What the task asks
In the passage below about the Pentagon and Anthropic, translate this sentence into Spanish: "But the Pentagon allowed wide deployment of Anthropic's model anyway, anxious to get at least some generative-AI tools into operators' hands."

Among the uncomfortable truths the fight between Anthropic and the Defense 
Department reveals is that the Pentagon had deep reservations about the 
language models themselves, their potential for hallucination, and that they 
may “not follow instructions.”

But the Pentagon allowed wide deployment of Anthropic’s model anyway, anxious 
to get at least some generative-AI tools into operators’ hands. It reportedly 
played a role in Operation Midnight Hammer, the raid that captured Venezuelan 
President Nicolás Maduro, although Pentagon officials have declined to confirm 
that.

After the raid, Anthropic officials called Palantir to ask whether their AI 
models had been used in the operation, Defense Undersecretary for Research and 
Engineering Emil Michael said on Friday. Michael said that was “a whoa moment 
for the whole leadership at the Pentagon, that we're potentially so dependent 
on a software provider without another alternative.” He said it raised several 
concerns, including that Anthropic might shut down access to models in such 
situations.

(Page segmentation data)
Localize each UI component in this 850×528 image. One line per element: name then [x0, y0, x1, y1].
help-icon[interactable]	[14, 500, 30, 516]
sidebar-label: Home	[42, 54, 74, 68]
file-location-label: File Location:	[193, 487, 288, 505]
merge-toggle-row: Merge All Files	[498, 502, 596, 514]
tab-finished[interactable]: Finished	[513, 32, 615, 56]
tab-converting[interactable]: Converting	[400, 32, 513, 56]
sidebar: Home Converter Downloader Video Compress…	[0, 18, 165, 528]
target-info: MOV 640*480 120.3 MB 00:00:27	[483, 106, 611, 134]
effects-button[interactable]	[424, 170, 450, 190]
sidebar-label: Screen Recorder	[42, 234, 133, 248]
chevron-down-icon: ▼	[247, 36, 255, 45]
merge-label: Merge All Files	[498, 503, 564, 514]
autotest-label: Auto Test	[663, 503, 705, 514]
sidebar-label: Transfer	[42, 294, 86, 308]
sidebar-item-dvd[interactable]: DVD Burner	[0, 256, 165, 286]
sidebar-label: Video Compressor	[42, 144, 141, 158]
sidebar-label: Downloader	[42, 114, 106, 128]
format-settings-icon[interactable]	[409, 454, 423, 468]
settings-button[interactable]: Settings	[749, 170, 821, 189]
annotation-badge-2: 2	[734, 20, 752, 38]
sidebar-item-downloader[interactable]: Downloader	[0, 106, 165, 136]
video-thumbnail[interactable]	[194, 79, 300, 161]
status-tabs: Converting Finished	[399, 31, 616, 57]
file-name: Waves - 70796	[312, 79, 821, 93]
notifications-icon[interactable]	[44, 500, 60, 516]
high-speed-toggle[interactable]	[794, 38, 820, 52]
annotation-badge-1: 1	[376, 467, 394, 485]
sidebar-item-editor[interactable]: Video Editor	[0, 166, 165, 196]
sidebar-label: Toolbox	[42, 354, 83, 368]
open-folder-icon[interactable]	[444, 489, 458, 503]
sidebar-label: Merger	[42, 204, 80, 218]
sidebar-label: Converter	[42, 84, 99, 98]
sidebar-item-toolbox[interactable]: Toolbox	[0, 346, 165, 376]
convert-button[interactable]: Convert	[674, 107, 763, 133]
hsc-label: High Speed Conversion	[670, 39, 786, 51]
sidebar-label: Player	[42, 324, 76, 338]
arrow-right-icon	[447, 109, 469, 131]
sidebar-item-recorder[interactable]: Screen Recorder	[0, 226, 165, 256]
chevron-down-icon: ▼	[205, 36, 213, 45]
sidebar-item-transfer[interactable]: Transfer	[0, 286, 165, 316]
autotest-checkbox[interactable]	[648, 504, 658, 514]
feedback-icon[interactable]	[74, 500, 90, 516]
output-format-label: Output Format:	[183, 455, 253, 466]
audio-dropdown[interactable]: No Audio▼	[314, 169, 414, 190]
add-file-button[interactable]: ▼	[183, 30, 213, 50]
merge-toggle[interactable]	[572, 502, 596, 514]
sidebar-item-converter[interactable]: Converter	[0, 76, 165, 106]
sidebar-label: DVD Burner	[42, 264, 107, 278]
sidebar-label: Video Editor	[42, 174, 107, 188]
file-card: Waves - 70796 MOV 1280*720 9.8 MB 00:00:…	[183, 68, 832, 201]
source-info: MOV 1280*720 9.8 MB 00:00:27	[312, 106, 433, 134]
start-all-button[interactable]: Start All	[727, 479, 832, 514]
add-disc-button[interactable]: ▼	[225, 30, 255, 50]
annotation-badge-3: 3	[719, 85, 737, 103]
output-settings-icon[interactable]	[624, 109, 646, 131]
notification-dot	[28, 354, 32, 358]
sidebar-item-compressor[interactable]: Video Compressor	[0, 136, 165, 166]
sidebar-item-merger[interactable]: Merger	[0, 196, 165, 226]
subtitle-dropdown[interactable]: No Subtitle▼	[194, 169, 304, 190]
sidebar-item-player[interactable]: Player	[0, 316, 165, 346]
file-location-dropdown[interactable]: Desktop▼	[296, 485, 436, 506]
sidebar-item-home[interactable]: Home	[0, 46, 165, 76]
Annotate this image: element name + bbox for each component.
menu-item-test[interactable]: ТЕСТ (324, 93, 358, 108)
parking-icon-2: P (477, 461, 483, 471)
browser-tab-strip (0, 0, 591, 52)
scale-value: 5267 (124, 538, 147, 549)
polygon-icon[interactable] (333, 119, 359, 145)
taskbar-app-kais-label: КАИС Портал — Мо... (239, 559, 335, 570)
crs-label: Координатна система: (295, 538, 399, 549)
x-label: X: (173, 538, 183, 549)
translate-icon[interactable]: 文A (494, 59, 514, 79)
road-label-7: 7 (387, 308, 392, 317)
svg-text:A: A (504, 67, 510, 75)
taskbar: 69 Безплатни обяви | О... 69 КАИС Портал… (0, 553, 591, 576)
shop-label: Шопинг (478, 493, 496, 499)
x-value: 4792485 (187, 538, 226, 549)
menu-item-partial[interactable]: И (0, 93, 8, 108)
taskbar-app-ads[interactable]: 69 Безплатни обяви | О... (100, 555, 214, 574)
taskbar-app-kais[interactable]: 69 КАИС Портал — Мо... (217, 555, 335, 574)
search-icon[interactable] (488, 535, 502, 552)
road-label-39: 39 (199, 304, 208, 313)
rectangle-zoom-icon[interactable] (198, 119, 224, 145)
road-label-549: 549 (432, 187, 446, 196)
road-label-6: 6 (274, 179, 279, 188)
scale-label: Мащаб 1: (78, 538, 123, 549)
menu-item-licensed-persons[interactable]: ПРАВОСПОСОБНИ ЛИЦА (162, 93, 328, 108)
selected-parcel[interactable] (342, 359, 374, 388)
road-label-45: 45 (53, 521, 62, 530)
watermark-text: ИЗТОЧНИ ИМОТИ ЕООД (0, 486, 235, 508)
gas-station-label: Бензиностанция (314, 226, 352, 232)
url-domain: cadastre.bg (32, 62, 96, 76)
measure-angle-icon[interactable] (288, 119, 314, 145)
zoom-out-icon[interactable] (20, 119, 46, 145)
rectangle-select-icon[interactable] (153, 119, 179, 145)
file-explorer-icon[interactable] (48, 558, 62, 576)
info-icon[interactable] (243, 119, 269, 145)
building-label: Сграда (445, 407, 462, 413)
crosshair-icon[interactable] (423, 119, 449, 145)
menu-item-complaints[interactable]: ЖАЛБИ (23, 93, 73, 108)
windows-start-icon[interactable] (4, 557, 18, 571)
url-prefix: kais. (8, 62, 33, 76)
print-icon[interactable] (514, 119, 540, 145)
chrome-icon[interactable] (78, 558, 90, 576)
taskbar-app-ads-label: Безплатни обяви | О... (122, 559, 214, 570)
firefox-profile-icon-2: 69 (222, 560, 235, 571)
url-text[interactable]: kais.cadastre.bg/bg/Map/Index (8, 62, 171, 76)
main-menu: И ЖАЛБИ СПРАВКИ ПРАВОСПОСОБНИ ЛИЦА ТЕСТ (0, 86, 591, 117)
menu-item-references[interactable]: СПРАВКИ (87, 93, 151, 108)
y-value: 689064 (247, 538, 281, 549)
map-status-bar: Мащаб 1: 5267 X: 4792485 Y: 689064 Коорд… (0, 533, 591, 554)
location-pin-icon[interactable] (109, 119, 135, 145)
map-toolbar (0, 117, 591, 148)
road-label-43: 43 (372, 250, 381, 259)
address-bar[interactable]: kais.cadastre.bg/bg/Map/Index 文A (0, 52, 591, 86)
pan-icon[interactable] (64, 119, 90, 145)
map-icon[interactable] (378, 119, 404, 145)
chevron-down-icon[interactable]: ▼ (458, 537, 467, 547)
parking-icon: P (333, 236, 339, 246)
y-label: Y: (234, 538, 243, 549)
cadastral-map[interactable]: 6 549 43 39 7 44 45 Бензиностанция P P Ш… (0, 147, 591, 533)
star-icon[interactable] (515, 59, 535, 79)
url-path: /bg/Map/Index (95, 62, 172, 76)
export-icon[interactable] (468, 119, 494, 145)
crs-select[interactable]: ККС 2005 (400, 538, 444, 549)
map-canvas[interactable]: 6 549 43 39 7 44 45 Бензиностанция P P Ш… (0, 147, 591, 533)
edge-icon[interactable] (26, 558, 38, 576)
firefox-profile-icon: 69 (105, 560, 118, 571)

Solution below
Pero el Pentágono permitió de todos modos un amplio despliegue del modelo de Anthropic, ansioso por poner al menos algunas herramientas de IA generativa en manos de los operadores.